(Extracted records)
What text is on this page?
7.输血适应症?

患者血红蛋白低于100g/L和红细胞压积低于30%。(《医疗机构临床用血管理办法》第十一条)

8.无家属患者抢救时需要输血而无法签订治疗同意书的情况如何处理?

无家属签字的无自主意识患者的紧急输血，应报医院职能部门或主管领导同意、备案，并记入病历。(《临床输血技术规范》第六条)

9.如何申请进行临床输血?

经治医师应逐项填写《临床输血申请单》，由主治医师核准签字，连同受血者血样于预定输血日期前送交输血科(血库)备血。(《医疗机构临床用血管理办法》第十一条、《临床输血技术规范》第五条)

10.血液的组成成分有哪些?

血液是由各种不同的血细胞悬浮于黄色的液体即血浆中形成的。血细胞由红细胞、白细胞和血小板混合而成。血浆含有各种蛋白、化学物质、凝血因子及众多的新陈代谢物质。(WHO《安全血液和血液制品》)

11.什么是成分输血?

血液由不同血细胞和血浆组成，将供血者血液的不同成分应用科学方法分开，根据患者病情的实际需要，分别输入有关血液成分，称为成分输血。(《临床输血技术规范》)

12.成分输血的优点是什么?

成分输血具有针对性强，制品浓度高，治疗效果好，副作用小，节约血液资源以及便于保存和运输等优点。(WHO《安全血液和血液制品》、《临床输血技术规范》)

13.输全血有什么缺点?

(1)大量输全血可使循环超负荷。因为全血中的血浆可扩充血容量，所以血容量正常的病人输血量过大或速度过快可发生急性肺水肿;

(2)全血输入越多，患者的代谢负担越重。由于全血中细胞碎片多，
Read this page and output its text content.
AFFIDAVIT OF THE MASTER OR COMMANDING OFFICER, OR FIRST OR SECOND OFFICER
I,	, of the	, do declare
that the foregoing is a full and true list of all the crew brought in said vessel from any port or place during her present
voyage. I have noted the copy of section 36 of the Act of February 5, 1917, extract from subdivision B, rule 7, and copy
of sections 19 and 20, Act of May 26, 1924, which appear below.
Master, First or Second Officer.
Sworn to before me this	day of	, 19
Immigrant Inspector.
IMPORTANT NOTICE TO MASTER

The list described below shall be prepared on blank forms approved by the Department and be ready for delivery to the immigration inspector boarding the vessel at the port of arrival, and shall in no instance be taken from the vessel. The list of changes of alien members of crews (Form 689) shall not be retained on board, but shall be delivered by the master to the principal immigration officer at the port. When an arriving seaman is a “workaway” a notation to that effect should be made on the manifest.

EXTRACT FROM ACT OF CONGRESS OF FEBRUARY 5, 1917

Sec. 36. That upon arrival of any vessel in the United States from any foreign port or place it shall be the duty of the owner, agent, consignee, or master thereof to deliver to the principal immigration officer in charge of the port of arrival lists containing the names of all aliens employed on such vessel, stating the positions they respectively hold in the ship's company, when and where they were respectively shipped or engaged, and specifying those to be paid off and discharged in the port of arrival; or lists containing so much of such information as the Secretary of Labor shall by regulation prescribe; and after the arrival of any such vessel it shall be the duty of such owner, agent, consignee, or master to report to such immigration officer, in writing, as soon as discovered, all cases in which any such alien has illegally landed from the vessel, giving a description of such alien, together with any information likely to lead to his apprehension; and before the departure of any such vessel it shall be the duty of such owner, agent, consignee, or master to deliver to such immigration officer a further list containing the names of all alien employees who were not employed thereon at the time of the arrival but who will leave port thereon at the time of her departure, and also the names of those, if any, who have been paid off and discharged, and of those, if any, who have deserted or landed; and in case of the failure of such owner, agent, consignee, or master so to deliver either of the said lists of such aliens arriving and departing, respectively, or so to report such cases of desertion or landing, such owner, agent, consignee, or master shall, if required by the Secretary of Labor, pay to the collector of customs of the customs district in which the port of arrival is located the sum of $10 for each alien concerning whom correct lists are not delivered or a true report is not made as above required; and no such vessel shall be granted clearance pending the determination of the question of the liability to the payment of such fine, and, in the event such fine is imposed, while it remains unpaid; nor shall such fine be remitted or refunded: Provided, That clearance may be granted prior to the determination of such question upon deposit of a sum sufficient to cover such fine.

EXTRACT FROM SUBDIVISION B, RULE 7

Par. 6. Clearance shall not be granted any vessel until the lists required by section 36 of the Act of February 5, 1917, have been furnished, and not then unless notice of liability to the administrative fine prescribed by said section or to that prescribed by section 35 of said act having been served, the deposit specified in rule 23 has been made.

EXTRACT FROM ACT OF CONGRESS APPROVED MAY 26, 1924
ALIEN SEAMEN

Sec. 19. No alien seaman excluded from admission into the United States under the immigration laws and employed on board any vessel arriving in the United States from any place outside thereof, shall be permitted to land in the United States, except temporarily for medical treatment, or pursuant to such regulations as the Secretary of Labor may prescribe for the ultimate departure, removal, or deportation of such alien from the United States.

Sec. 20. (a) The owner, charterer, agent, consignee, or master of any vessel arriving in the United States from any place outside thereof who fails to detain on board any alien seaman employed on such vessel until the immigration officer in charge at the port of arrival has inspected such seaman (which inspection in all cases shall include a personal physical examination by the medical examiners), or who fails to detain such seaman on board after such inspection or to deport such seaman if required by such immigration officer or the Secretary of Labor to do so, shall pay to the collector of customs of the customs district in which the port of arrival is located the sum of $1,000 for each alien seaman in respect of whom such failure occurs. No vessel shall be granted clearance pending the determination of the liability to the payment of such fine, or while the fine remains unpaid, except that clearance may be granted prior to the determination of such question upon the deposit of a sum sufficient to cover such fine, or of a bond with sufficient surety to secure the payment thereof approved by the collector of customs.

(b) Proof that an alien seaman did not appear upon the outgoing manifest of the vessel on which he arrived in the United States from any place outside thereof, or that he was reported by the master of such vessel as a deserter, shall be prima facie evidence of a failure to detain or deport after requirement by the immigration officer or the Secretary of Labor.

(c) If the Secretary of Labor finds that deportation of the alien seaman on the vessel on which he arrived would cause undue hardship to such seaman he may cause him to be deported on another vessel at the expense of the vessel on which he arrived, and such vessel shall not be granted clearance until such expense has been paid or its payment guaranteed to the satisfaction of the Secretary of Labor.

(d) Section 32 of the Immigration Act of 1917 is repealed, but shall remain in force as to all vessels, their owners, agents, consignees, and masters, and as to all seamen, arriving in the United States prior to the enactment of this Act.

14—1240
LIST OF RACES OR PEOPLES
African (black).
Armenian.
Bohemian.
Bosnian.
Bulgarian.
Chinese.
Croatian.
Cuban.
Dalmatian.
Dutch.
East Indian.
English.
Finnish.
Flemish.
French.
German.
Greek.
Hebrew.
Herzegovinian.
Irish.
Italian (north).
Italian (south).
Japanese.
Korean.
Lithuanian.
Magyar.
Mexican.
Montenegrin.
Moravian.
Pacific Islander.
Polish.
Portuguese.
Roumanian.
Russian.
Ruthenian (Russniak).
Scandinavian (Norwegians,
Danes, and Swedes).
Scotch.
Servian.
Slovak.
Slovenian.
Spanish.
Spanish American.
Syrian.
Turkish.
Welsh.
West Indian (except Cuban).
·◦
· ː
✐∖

▶ **Task to complete**: Each entry above is to be printed again exactly.

▶ **Full solution**:
What text is on this page?
7.输血适应症?

患者血红蛋白低于100g/L和红细胞压积低于30%。(《医疗机构临床用血管理办法》第十一条)

8.无家属患者抢救时需要输血而无法签订治疗同意书的情况如何处理?

无家属签字的无自主意识患者的紧急输血，应报医院职能部门或主管领导同意、备案，并记入病历。(《临床输血技术规范》第六条)

9.如何申请进行临床输血?

经治医师应逐项填写《临床输血申请单》，由主治医师核准签字，连同受血者血样于预定输血日期前送交输血科(血库)备血。(《医疗机构临床用血管理办法》第十一条、《临床输血技术规范》第五条)

10.血液的组成成分有哪些?

血液是由各种不同的血细胞悬浮于黄色的液体即血浆中形成的。血细胞由红细胞、白细胞和血小板混合而成。血浆含有各种蛋白、化学物质、凝血因子及众多的新陈代谢物质。(WHO《安全血液和血液制品》)

11.什么是成分输血?

血液由不同血细胞和血浆组成，将供血者血液的不同成分应用科学方法分开，根据患者病情的实际需要，分别输入有关血液成分，称为成分输血。(《临床输血技术规范》)

12.成分输血的优点是什么?

成分输血具有针对性强，制品浓度高，治疗效果好，副作用小，节约血液资源以及便于保存和运输等优点。(WHO《安全血液和血液制品》、《临床输血技术规范》)

13.输全血有什么缺点?

(1)大量输全血可使循环超负荷。因为全血中的血浆可扩充血容量，所以血容量正常的病人输血量过大或速度过快可发生急性肺水肿;

(2)全血输入越多，患者的代谢负担越重。由于全血中细胞碎片多，
Read this page and output its text content.
AFFIDAVIT OF THE MASTER OR COMMANDING OFFICER, OR FIRST OR SECOND OFFICER
I,	, of the	, do declare
that the foregoing is a full and true list of all the crew brought in said vessel from any port or place during her present
voyage. I have noted the copy of section 36 of the Act of February 5, 1917, extract from subdivision B, rule 7, and copy
of sections 19 and 20, Act of May 26, 1924, which appear below.
Master, First or Second Officer.
Sworn to before me this	day of	, 19
Immigrant Inspector.
IMPORTANT NOTICE TO MASTER

The list described below shall be prepared on blank forms approved by the Department and be ready for delivery to the immigration inspector boarding the vessel at the port of arrival, and shall in no instance be taken from the vessel. The list of changes of alien members of crews (Form 689) shall not be retained on board, but shall be delivered by the master to the principal immigration officer at the port. When an arriving seaman is a “workaway” a notation to that effect should be made on the manifest.

EXTRACT FROM ACT OF CONGRESS OF FEBRUARY 5, 1917

Sec. 36. That upon arrival of any vessel in the United States from any foreign port or place it shall be the duty of the owner, agent, consignee, or master thereof to deliver to the principal immigration officer in charge of the port of arrival lists containing the names of all aliens employed on such vessel, stating the positions they respectively hold in the ship's company, when and where they were respectively shipped or engaged, and specifying those to be paid off and discharged in the port of arrival; or lists containing so much of such information as the Secretary of Labor shall by regulation prescribe; and after the arrival of any such vessel it shall be the duty of such owner, agent, consignee, or master to report to such immigration officer, in writing, as soon as discovered, all cases in which any such alien has illegally landed from the vessel, giving a description of such alien, together with any information likely to lead to his apprehension; and before the departure of any such vessel it shall be the duty of such owner, agent, consignee, or master to deliver to such immigration officer a further list containing the names of all alien employees who were not employed thereon at the time of the arrival but who will leave port thereon at the time of her departure, and also the names of those, if any, who have been paid off and discharged, and of those, if any, who have deserted or landed; and in case of the failure of such owner, agent, consignee, or master so to deliver either of the said lists of such aliens arriving and departing, respectively, or so to report such cases of desertion or landing, such owner, agent, consignee, or master shall, if required by the Secretary of Labor, pay to the collector of customs of the customs district in which the port of arrival is located the sum of $10 for each alien concerning whom correct lists are not delivered or a true report is not made as above required; and no such vessel shall be granted clearance pending the determination of the question of the liability to the payment of such fine, and, in the event such fine is imposed, while it remains unpaid; nor shall such fine be remitted or refunded: Provided, That clearance may be granted prior to the determination of such question upon deposit of a sum sufficient to cover such fine.

EXTRACT FROM SUBDIVISION B, RULE 7

Par. 6. Clearance shall not be granted any vessel until the lists required by section 36 of the Act of February 5, 1917, have been furnished, and not then unless notice of liability to the administrative fine prescribed by said section or to that prescribed by section 35 of said act having been served, the deposit specified in rule 23 has been made.

EXTRACT FROM ACT OF CONGRESS APPROVED MAY 26, 1924
ALIEN SEAMEN

Sec. 19. No alien seaman excluded from admission into the United States under the immigration laws and employed on board any vessel arriving in the United States from any place outside thereof, shall be permitted to land in the United States, except temporarily for medical treatment, or pursuant to such regulations as the Secretary of Labor may prescribe for the ultimate departure, removal, or deportation of such alien from the United States.

Sec. 20. (a) The owner, charterer, agent, consignee, or master of any vessel arriving in the United States from any place outside thereof who fails to detain on board any alien seaman employed on such vessel until the immigration officer in charge at the port of arrival has inspected such seaman (which inspection in all cases shall include a personal physical examination by the medical examiners), or who fails to detain such seaman on board after such inspection or to deport such seaman if required by such immigration officer or the Secretary of Labor to do so, shall pay to the collector of customs of the customs district in which the port of arrival is located the sum of $1,000 for each alien seaman in respect of whom such failure occurs. No vessel shall be granted clearance pending the determination of the liability to the payment of such fine, or while the fine remains unpaid, except that clearance may be granted prior to the determination of such question upon the deposit of a sum sufficient to cover such fine, or of a bond with sufficient surety to secure the payment thereof approved by the collector of customs.

(b) Proof that an alien seaman did not appear upon the outgoing manifest of the vessel on which he arrived in the United States from any place outside thereof, or that he was reported by the master of such vessel as a deserter, shall be prima facie evidence of a failure to detain or deport after requirement by the immigration officer or the Secretary of Labor.

(c) If the Secretary of Labor finds that deportation of the alien seaman on the vessel on which he arrived would cause undue hardship to such seaman he may cause him to be deported on another vessel at the expense of the vessel on which he arrived, and such vessel shall not be granted clearance until such expense has been paid or its payment guaranteed to the satisfaction of the Secretary of Labor.

(d) Section 32 of the Immigration Act of 1917 is repealed, but shall remain in force as to all vessels, their owners, agents, consignees, and masters, and as to all seamen, arriving in the United States prior to the enactment of this Act.

14—1240
LIST OF RACES OR PEOPLES
African (black).
Armenian.
Bohemian.
Bosnian.
Bulgarian.
Chinese.
Croatian.
Cuban.
Dalmatian.
Dutch.
East Indian.
English.
Finnish.
Flemish.
French.
German.
Greek.
Hebrew.
Herzegovinian.
Irish.
Italian (north).
Italian (south).
Japanese.
Korean.
Lithuanian.
Magyar.
Mexican.
Montenegrin.
Moravian.
Pacific Islander.
Polish.
Portuguese.
Roumanian.
Russian.
Ruthenian (Russniak).
Scandinavian (Norwegians,
Danes, and Swedes).
Scotch.
Servian.
Slovak.
Slovenian.
Spanish.
Spanish American.
Syrian.
Turkish.
Welsh.
West Indian (except Cuban).
·◦
· ː
✐∖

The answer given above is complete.